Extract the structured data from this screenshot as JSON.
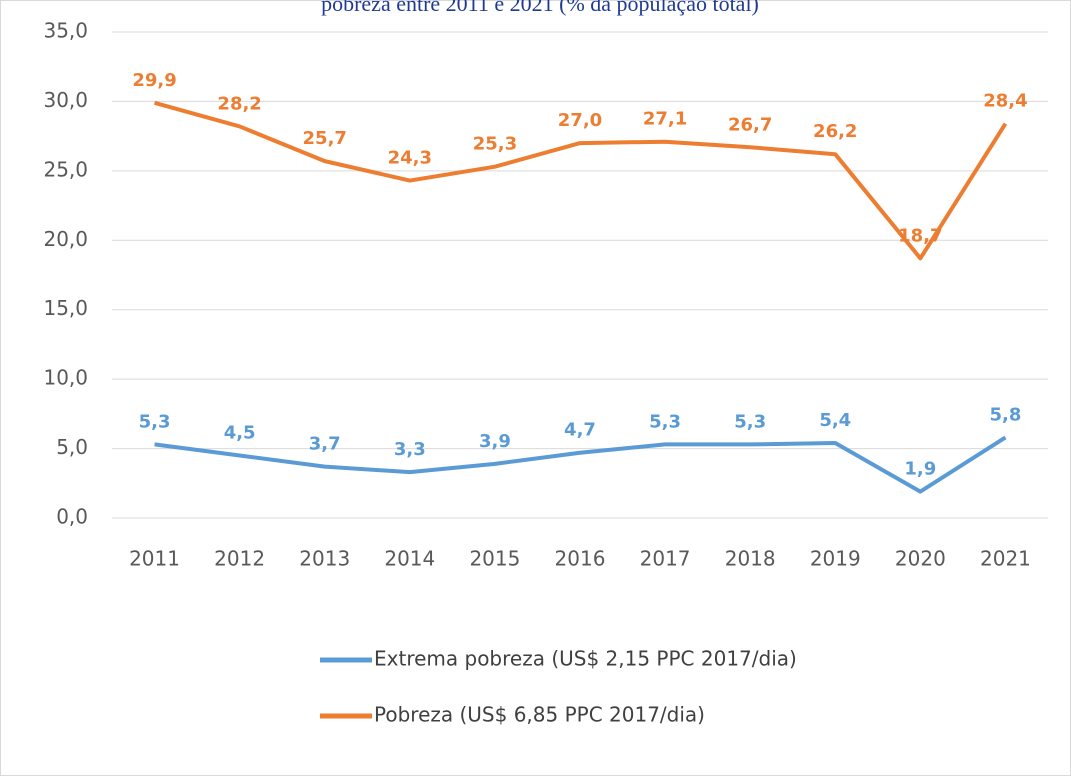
{
  "chart_data": {
    "type": "line",
    "title": "pobreza entre 2011 e 2021  (% da população total)",
    "categories": [
      "2011",
      "2012",
      "2013",
      "2014",
      "2015",
      "2016",
      "2017",
      "2018",
      "2019",
      "2020",
      "2021"
    ],
    "series": [
      {
        "name": "Extrema pobreza (US$ 2,15 PPC 2017/dia)",
        "color": "#5b9bd5",
        "values": [
          5.3,
          4.5,
          3.7,
          3.3,
          3.9,
          4.7,
          5.3,
          5.3,
          5.4,
          1.9,
          5.8
        ],
        "value_labels": [
          "5,3",
          "4,5",
          "3,7",
          "3,3",
          "3,9",
          "4,7",
          "5,3",
          "5,3",
          "5,4",
          "1,9",
          "5,8"
        ]
      },
      {
        "name": "Pobreza (US$ 6,85 PPC 2017/dia)",
        "color": "#ed7d31",
        "values": [
          29.9,
          28.2,
          25.7,
          24.3,
          25.3,
          27.0,
          27.1,
          26.7,
          26.2,
          18.7,
          28.4
        ],
        "value_labels": [
          "29,9",
          "28,2",
          "25,7",
          "24,3",
          "25,3",
          "27,0",
          "27,1",
          "26,7",
          "26,2",
          "18,7",
          "28,4"
        ]
      }
    ],
    "ylim": [
      0,
      35
    ],
    "yticks": [
      {
        "value": 0,
        "label": "0,0"
      },
      {
        "value": 5,
        "label": "5,0"
      },
      {
        "value": 10,
        "label": "10,0"
      },
      {
        "value": 15,
        "label": "15,0"
      },
      {
        "value": 20,
        "label": "20,0"
      },
      {
        "value": 25,
        "label": "25,0"
      },
      {
        "value": 30,
        "label": "30,0"
      },
      {
        "value": 35,
        "label": "35,0"
      }
    ],
    "grid": true,
    "legend": "bottom"
  }
}
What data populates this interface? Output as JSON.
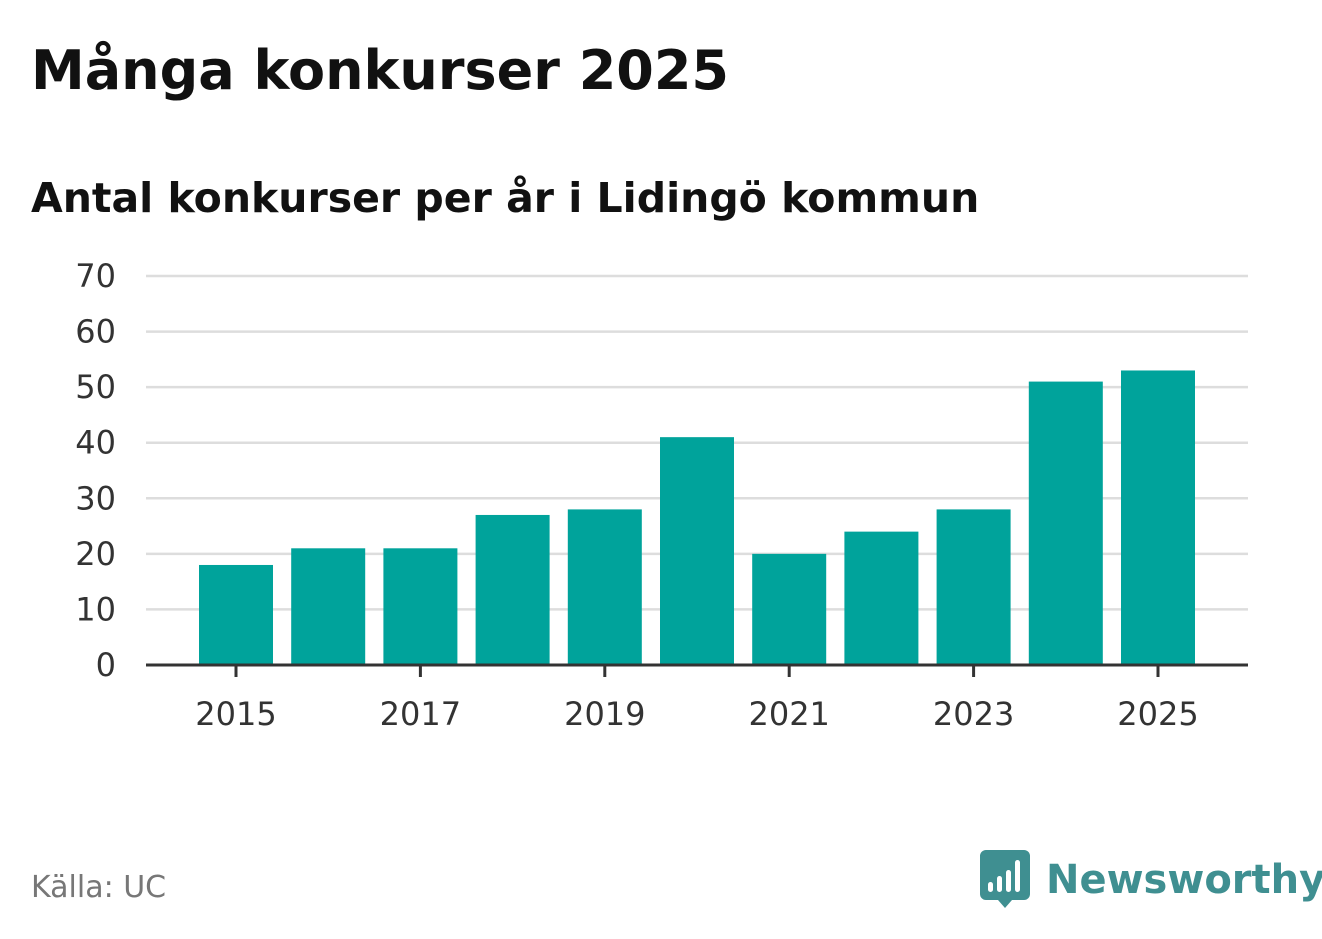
{
  "title": "Många konkurser 2025",
  "subtitle": "Antal konkurser per år i Lidingö kommun",
  "source": "Källa: UC",
  "brand": {
    "name": "Newsworthy",
    "icon": "newsworthy-logo-icon",
    "color": "#3f8f91"
  },
  "colors": {
    "bar": "#00a39b",
    "grid": "#dddddd",
    "axis": "#333333",
    "text": "#111111"
  },
  "chart_data": {
    "type": "bar",
    "title": "Många konkurser 2025",
    "subtitle": "Antal konkurser per år i Lidingö kommun",
    "xlabel": "",
    "ylabel": "",
    "categories": [
      "2015",
      "2016",
      "2017",
      "2018",
      "2019",
      "2020",
      "2021",
      "2022",
      "2023",
      "2024",
      "2025"
    ],
    "values": [
      18,
      21,
      21,
      27,
      28,
      41,
      20,
      24,
      28,
      51,
      53
    ],
    "x_tick_labels": [
      "2015",
      "2017",
      "2019",
      "2021",
      "2023",
      "2025"
    ],
    "y_ticks": [
      0,
      10,
      20,
      30,
      40,
      50,
      60,
      70
    ],
    "ylim": [
      0,
      70
    ],
    "grid": true,
    "legend": "none"
  }
}
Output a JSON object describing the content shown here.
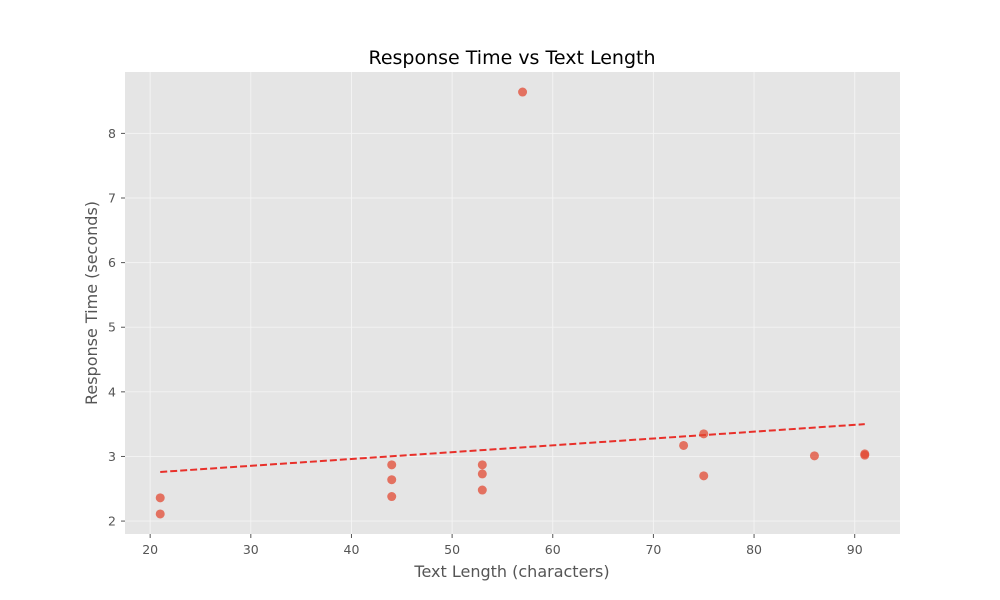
-----
» EXERCISE DESCRIPTION:
Without including any pictures, reproduce the listing exactly.

» RESPONSE FOR THIS EXERCISE:
Extract the structured data from this screenshot as JSON.
{
  "chart_data": {
    "type": "line",
    "title": "pobreza entre 2011 e 2021  (% da população total)",
    "categories": [
      "2011",
      "2012",
      "2013",
      "2014",
      "2015",
      "2016",
      "2017",
      "2018",
      "2019",
      "2020",
      "2021"
    ],
    "series": [
      {
        "name": "Extrema pobreza (US$ 2,15 PPC 2017/dia)",
        "color": "#5b9bd5",
        "values": [
          5.3,
          4.5,
          3.7,
          3.3,
          3.9,
          4.7,
          5.3,
          5.3,
          5.4,
          1.9,
          5.8
        ],
        "value_labels": [
          "5,3",
          "4,5",
          "3,7",
          "3,3",
          "3,9",
          "4,7",
          "5,3",
          "5,3",
          "5,4",
          "1,9",
          "5,8"
        ]
      },
      {
        "name": "Pobreza (US$ 6,85 PPC 2017/dia)",
        "color": "#ed7d31",
        "values": [
          29.9,
          28.2,
          25.7,
          24.3,
          25.3,
          27.0,
          27.1,
          26.7,
          26.2,
          18.7,
          28.4
        ],
        "value_labels": [
          "29,9",
          "28,2",
          "25,7",
          "24,3",
          "25,3",
          "27,0",
          "27,1",
          "26,7",
          "26,2",
          "18,7",
          "28,4"
        ]
      }
    ],
    "ylim": [
      0,
      35
    ],
    "yticks": [
      {
        "value": 0,
        "label": "0,0"
      },
      {
        "value": 5,
        "label": "5,0"
      },
      {
        "value": 10,
        "label": "10,0"
      },
      {
        "value": 15,
        "label": "15,0"
      },
      {
        "value": 20,
        "label": "20,0"
      },
      {
        "value": 25,
        "label": "25,0"
      },
      {
        "value": 30,
        "label": "30,0"
      },
      {
        "value": 35,
        "label": "35,0"
      }
    ],
    "grid": true,
    "legend": "bottom"
  }
}
What data populates this interface? Output as JSON.
{
  "title": "Många konkurser 2025",
  "subtitle": "Antal konkurser per år i Lidingö kommun",
  "source": "Källa: UC",
  "brand": {
    "name": "Newsworthy",
    "icon": "newsworthy-logo-icon",
    "color": "#3f8f91"
  },
  "colors": {
    "bar": "#00a39b",
    "grid": "#dddddd",
    "axis": "#333333",
    "text": "#111111"
  },
  "chart_data": {
    "type": "bar",
    "title": "Många konkurser 2025",
    "subtitle": "Antal konkurser per år i Lidingö kommun",
    "xlabel": "",
    "ylabel": "",
    "categories": [
      "2015",
      "2016",
      "2017",
      "2018",
      "2019",
      "2020",
      "2021",
      "2022",
      "2023",
      "2024",
      "2025"
    ],
    "values": [
      18,
      21,
      21,
      27,
      28,
      41,
      20,
      24,
      28,
      51,
      53
    ],
    "x_tick_labels": [
      "2015",
      "2017",
      "2019",
      "2021",
      "2023",
      "2025"
    ],
    "y_ticks": [
      0,
      10,
      20,
      30,
      40,
      50,
      60,
      70
    ],
    "ylim": [
      0,
      70
    ],
    "grid": true,
    "legend": "none"
  }
}
Output a JSON object describing the content shown here.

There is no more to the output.